GOAL — From the entries that follow, extract each line holding the string "Meta".

(Records)
● ● ● ● ●
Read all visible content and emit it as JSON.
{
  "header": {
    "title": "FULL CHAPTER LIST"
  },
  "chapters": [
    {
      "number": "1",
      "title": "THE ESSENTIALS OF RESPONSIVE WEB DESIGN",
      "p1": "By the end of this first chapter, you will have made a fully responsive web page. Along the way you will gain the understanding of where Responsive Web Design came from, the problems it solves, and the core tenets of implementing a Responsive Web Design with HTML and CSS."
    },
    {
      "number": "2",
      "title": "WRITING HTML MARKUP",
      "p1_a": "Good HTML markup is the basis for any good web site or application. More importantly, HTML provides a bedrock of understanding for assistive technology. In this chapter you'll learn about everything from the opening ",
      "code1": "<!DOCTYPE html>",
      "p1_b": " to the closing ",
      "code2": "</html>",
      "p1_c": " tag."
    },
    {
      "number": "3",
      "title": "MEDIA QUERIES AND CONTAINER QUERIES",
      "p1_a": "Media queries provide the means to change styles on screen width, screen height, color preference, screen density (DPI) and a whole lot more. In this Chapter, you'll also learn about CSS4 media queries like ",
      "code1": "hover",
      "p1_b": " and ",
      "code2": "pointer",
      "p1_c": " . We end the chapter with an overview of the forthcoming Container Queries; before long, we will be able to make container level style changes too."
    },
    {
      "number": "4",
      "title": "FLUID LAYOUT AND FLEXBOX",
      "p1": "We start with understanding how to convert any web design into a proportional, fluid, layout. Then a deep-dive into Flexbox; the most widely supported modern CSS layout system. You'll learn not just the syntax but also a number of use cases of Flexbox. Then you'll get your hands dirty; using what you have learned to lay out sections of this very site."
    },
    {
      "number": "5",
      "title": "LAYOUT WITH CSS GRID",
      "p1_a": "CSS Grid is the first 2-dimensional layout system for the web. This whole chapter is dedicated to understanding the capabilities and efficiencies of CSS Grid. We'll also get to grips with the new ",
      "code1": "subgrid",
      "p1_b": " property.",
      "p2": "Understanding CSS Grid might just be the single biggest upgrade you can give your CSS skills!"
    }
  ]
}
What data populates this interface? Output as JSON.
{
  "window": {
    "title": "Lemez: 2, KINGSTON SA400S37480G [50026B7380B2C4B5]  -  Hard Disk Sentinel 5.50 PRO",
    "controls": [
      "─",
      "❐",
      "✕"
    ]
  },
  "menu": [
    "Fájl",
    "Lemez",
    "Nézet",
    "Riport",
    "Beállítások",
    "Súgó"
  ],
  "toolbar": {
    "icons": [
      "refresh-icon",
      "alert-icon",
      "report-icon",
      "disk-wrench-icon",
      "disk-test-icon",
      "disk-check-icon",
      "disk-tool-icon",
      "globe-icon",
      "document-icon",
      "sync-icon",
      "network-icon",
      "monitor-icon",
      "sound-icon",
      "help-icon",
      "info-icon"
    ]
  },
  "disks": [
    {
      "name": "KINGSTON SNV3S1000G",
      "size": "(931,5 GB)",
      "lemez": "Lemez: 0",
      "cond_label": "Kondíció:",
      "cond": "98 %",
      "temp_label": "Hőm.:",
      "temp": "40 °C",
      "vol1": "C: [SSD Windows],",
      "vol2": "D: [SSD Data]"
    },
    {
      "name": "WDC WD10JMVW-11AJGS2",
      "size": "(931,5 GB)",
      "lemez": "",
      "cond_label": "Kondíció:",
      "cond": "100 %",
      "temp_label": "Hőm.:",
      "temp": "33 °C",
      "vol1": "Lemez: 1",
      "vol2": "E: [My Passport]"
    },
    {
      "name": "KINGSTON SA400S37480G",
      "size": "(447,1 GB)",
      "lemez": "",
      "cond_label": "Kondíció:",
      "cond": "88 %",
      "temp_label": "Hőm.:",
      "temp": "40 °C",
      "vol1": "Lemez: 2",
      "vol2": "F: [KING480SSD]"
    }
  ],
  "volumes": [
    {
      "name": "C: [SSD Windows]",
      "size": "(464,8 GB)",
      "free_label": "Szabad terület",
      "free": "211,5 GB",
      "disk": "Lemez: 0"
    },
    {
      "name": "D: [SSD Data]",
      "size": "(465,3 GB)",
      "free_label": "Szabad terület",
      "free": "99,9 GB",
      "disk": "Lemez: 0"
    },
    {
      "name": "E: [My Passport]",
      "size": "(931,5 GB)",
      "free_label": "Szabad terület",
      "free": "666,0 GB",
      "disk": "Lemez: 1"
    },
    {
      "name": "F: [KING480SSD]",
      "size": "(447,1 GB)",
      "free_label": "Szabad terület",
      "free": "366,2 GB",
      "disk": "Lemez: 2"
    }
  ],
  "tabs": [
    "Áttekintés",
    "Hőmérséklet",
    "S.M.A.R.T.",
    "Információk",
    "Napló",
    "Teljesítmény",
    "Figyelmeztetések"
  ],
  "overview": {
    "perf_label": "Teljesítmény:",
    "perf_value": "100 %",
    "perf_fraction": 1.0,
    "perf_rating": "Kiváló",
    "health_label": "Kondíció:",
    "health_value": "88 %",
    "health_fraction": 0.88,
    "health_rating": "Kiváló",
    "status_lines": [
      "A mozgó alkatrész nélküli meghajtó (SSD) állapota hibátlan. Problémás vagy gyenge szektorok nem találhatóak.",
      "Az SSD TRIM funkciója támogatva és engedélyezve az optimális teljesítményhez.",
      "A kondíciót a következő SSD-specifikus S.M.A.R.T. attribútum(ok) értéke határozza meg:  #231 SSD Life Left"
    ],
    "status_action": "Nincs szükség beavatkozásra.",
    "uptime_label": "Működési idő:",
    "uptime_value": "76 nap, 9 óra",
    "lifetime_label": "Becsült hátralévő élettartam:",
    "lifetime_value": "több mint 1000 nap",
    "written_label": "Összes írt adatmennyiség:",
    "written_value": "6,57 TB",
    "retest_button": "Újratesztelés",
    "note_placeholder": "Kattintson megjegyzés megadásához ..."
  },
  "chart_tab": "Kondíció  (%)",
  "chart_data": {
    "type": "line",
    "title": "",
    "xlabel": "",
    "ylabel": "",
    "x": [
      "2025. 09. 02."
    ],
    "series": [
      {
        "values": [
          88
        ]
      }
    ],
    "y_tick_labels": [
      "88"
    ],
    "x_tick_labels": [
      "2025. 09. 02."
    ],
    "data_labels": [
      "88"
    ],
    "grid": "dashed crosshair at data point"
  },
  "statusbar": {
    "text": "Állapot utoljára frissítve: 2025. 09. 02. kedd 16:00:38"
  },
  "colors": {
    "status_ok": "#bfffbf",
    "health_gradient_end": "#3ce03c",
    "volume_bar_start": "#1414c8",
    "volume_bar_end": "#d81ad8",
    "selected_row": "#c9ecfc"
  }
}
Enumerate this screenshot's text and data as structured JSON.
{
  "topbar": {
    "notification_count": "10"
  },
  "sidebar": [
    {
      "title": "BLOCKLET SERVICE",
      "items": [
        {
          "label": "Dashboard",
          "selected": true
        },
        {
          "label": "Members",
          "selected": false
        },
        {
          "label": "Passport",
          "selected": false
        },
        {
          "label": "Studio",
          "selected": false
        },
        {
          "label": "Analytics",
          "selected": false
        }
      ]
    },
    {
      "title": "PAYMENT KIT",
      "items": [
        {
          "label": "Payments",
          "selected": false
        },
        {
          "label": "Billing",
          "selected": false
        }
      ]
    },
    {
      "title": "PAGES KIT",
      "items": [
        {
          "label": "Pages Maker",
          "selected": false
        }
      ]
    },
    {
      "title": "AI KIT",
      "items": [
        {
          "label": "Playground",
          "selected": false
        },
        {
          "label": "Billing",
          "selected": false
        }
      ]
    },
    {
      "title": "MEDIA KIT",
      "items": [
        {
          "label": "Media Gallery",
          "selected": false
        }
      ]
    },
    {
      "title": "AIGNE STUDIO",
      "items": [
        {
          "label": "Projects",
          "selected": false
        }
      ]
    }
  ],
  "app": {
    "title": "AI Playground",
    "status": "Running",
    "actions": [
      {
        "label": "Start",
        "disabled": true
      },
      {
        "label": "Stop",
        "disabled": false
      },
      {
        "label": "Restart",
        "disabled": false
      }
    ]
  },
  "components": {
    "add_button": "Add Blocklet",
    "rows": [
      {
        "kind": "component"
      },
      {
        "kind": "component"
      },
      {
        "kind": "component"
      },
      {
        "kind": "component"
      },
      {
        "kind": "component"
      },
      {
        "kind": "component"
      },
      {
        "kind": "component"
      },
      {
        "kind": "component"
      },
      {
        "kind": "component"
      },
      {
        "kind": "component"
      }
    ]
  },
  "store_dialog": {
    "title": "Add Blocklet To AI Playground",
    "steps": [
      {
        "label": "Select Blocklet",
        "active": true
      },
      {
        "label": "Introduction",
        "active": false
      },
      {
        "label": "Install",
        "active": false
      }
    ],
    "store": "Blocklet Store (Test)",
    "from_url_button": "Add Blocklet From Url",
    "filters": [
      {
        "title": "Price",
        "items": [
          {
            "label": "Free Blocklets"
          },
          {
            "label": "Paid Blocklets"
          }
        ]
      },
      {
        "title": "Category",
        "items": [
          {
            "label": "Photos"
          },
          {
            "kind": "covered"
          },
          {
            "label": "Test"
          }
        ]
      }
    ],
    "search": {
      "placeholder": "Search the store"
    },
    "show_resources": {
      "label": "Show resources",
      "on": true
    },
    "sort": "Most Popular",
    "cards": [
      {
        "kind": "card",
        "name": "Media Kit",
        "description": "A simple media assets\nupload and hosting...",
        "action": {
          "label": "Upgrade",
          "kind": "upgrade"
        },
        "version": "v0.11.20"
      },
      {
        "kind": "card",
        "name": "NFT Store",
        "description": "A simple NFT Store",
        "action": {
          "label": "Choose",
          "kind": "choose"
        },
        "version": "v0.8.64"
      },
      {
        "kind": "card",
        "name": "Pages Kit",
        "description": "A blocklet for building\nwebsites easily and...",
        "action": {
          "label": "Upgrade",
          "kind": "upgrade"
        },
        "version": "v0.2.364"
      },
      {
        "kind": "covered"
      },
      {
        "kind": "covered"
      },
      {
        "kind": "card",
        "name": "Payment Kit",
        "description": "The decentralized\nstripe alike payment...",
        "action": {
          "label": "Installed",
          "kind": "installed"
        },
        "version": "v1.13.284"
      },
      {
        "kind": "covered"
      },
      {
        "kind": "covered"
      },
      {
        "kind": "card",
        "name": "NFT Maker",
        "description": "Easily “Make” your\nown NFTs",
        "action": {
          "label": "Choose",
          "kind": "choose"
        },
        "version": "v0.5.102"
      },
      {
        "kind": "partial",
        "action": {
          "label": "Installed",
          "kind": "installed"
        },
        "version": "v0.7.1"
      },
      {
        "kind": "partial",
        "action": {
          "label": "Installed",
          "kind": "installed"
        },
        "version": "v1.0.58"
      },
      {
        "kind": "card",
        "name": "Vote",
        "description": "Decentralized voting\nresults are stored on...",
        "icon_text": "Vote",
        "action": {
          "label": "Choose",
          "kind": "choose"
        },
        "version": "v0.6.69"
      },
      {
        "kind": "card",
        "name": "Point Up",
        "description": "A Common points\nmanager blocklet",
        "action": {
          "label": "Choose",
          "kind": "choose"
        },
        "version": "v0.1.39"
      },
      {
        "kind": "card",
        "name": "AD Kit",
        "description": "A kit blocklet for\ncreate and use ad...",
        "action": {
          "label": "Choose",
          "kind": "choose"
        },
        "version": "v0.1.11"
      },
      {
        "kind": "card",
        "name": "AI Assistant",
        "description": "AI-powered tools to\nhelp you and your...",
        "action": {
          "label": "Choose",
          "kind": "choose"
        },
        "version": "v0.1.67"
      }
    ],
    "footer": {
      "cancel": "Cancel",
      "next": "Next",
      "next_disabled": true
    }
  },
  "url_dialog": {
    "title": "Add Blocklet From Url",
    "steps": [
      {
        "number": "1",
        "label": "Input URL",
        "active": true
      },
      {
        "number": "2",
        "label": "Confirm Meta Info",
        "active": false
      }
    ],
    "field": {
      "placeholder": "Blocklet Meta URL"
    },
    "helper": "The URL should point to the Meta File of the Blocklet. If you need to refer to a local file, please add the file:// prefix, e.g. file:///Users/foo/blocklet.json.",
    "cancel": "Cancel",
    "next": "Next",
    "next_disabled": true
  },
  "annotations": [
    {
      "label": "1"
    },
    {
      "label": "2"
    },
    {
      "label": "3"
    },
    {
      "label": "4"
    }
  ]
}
● ● ● ● ●
EXERCISE OUTPUT —
        "label": "Confirm Meta Info",
      "placeholder": "Blocklet Meta URL"
    "helper": "The URL should point to the Meta File of the Blocklet. If you need to refer to a local file, please add the file:// prefix, e.g. file:///Users/foo/blocklet.json.",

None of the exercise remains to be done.